Items from a dataset
* * *

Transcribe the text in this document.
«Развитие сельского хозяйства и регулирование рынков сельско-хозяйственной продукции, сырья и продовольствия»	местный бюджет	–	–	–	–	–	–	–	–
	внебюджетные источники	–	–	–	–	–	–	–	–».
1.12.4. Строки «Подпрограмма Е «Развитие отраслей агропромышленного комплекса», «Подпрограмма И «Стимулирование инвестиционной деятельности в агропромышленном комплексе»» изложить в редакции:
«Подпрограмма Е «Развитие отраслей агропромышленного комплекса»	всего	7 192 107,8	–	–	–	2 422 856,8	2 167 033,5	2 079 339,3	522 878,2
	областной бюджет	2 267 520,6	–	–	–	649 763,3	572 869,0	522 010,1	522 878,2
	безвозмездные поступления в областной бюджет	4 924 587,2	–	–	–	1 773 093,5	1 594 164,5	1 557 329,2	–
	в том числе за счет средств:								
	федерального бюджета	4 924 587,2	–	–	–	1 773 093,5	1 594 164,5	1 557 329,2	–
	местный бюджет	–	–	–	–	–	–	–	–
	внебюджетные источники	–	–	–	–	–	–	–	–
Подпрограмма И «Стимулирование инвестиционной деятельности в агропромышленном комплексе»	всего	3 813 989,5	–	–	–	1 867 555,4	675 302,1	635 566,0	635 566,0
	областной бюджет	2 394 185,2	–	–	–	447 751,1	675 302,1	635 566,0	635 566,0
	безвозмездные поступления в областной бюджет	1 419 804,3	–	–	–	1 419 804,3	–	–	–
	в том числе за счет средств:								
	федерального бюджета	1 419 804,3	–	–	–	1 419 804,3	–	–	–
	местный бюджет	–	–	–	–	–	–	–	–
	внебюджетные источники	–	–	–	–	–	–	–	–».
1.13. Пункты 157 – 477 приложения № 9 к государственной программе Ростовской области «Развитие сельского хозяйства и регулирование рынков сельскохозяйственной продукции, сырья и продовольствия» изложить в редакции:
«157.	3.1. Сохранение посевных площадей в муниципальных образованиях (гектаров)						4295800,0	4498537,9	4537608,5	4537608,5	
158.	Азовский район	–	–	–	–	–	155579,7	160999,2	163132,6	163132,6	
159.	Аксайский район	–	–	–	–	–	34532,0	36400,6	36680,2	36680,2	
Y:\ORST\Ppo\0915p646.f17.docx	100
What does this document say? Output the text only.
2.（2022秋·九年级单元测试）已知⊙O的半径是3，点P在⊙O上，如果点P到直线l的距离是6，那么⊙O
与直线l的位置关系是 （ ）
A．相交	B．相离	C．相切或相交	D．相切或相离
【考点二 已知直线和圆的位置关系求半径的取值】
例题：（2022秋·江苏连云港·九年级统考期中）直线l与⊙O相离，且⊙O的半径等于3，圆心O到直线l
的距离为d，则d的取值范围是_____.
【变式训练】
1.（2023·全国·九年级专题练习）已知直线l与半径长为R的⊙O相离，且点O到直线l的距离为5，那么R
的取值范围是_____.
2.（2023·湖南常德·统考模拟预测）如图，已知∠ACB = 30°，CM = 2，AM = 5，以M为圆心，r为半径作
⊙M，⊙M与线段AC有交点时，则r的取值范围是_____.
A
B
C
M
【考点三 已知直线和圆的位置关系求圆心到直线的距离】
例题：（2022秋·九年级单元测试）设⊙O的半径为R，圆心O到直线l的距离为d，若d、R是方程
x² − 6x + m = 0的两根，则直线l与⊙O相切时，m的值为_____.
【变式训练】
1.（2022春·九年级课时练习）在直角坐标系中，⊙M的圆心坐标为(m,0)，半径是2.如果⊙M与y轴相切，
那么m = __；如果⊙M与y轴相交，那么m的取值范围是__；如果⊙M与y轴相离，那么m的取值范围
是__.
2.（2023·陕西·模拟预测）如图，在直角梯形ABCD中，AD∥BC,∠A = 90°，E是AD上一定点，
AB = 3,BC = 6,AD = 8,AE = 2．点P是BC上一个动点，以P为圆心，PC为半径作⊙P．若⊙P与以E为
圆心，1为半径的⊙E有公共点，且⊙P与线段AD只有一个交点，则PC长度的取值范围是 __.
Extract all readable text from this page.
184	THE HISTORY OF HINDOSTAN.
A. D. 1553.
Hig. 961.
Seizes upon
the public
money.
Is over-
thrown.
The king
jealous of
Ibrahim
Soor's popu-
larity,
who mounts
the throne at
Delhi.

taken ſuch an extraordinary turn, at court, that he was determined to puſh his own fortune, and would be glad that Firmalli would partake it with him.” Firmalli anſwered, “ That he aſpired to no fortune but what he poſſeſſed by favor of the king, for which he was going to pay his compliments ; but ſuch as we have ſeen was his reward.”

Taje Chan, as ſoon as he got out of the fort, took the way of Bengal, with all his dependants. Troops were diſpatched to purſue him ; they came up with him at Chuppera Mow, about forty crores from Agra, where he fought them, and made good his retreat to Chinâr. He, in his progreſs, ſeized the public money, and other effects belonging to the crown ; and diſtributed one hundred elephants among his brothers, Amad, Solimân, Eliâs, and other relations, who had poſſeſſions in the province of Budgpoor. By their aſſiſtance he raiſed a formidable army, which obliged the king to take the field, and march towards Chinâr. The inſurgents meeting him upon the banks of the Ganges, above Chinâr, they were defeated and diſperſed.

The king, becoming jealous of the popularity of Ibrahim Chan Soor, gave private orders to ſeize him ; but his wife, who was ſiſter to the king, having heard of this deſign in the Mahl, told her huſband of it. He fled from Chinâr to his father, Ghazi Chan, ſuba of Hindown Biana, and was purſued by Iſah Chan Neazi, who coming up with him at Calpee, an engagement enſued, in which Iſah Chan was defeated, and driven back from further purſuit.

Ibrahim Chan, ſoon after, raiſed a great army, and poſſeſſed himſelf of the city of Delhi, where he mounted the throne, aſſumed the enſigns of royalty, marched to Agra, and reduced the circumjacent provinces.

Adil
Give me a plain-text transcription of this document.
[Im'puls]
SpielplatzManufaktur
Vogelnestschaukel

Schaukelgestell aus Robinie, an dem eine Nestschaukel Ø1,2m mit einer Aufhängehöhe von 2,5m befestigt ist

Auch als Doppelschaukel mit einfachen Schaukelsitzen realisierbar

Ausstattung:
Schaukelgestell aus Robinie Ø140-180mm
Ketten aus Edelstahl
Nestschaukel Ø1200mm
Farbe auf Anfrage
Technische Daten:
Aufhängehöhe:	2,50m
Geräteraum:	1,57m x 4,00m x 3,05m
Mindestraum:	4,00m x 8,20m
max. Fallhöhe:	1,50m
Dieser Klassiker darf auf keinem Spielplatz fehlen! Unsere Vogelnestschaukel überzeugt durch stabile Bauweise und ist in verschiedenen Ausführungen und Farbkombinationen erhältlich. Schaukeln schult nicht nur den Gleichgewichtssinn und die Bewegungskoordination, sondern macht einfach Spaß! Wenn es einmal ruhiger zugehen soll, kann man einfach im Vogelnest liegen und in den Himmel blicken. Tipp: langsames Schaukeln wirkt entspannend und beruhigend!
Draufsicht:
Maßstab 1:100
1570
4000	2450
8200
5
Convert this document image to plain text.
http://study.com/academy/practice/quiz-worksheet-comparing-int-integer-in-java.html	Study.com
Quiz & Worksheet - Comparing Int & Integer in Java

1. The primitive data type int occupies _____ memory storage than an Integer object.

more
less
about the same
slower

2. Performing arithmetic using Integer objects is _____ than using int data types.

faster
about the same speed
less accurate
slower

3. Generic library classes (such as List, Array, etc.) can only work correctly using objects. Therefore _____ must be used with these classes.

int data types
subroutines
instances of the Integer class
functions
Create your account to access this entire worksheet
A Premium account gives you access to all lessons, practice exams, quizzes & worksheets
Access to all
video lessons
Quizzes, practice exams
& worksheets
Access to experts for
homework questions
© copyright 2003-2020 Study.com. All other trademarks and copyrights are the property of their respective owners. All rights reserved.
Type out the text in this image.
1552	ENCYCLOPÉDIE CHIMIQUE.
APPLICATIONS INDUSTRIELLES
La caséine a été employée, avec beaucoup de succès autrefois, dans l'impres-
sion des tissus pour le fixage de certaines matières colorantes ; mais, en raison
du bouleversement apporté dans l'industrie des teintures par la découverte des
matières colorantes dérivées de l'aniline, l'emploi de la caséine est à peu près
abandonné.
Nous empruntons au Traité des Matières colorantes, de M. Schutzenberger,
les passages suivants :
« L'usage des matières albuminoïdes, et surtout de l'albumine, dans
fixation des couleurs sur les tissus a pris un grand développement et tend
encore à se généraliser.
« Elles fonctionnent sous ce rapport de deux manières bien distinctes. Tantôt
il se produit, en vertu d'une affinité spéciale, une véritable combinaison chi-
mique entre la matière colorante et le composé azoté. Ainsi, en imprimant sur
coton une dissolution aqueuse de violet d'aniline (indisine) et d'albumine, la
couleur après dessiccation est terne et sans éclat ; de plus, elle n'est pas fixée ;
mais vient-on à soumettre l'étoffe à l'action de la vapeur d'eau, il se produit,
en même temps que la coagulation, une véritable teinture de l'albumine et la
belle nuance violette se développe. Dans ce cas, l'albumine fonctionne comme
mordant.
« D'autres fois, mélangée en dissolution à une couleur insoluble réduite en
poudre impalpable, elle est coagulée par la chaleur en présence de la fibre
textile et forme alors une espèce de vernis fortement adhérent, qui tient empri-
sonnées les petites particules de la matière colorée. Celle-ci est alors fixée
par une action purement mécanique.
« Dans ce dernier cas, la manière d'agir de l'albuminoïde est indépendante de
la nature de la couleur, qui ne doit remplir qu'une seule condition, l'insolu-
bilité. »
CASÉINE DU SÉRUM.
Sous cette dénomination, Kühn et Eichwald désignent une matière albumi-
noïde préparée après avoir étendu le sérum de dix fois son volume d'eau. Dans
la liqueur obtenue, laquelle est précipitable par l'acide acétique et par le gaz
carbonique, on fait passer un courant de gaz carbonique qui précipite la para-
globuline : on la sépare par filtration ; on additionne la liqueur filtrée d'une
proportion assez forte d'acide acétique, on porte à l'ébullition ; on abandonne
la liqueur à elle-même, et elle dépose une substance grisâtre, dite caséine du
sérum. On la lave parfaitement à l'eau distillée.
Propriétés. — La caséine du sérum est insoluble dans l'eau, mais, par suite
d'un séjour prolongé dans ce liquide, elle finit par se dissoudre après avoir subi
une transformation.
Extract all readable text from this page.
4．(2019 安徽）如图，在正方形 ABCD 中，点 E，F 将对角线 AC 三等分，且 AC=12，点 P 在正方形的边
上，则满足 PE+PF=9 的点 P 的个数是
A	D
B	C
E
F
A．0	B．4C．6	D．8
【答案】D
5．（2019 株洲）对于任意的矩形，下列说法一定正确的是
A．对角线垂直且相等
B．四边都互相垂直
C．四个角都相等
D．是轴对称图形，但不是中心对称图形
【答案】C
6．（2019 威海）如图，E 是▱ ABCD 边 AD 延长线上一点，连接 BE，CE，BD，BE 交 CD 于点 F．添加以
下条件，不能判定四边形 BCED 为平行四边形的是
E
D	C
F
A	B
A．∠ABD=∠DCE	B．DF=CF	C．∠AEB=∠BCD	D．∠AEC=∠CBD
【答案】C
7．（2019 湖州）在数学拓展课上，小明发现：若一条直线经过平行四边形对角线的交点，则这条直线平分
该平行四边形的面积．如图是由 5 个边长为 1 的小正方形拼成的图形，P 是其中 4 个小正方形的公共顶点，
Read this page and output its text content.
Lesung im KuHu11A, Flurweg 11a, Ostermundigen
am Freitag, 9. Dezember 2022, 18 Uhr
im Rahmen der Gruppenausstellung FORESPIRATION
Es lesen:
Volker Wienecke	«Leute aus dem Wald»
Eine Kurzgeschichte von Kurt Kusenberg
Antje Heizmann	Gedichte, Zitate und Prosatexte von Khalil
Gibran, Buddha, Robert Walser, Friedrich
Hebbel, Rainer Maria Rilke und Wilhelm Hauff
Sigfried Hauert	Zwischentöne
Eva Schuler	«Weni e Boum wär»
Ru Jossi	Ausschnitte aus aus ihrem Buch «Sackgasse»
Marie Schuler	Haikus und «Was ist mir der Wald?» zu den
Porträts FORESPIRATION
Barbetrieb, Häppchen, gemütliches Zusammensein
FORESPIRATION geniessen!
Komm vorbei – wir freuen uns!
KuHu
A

* * *

### Goal
Copy each line holding the word "insoluble" from the listing above.

### Complete output
« D'autres fois, mélangée en dissolution à une couleur insoluble réduite en
Propriétés. — La caséine du sérum est insoluble dans l'eau, mais, par suite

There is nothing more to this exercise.